SET TASK :: Pick every line with "частных" from the material below.

[Start of DATA LISTING]

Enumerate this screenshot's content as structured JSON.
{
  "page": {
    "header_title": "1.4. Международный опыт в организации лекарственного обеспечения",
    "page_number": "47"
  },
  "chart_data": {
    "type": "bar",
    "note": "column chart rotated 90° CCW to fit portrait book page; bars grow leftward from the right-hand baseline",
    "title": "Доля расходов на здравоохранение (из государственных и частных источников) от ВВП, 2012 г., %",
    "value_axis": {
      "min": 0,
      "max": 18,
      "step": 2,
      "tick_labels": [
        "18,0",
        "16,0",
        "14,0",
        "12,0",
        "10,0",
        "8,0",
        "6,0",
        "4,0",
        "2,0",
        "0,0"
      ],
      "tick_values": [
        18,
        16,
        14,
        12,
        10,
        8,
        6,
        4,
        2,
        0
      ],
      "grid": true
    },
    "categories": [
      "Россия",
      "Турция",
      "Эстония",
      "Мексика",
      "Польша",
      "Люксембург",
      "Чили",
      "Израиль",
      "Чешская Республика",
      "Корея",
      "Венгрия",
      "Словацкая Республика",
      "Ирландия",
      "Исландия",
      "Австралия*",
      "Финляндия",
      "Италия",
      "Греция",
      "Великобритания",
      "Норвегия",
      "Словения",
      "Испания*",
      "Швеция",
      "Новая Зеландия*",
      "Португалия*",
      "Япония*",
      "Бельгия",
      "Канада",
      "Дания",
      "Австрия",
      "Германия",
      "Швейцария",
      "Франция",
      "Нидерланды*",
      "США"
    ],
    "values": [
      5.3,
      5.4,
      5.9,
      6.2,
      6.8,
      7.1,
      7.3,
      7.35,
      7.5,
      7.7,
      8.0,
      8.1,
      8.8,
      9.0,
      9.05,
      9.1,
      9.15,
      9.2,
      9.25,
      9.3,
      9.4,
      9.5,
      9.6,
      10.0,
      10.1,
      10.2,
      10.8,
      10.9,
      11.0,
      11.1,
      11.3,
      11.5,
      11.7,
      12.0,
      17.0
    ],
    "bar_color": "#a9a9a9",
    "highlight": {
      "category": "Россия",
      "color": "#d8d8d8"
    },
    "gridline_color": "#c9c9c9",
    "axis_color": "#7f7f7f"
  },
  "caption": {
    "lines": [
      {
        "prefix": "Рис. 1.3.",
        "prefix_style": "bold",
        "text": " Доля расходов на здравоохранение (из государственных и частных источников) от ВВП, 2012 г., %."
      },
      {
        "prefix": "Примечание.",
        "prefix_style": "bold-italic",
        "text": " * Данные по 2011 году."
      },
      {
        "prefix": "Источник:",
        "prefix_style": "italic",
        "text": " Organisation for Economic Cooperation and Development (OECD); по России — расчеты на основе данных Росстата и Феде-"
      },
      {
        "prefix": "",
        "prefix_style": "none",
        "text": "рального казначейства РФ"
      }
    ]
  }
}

[End of DATA LISTING]

FINAL RESULT ::
    "title": "Доля расходов на здравоохранение (из государственных и частных источников) от ВВП, 2012 г., %",
        "text": " Доля расходов на здравоохранение (из государственных и частных источников) от ВВП, 2012 г., %."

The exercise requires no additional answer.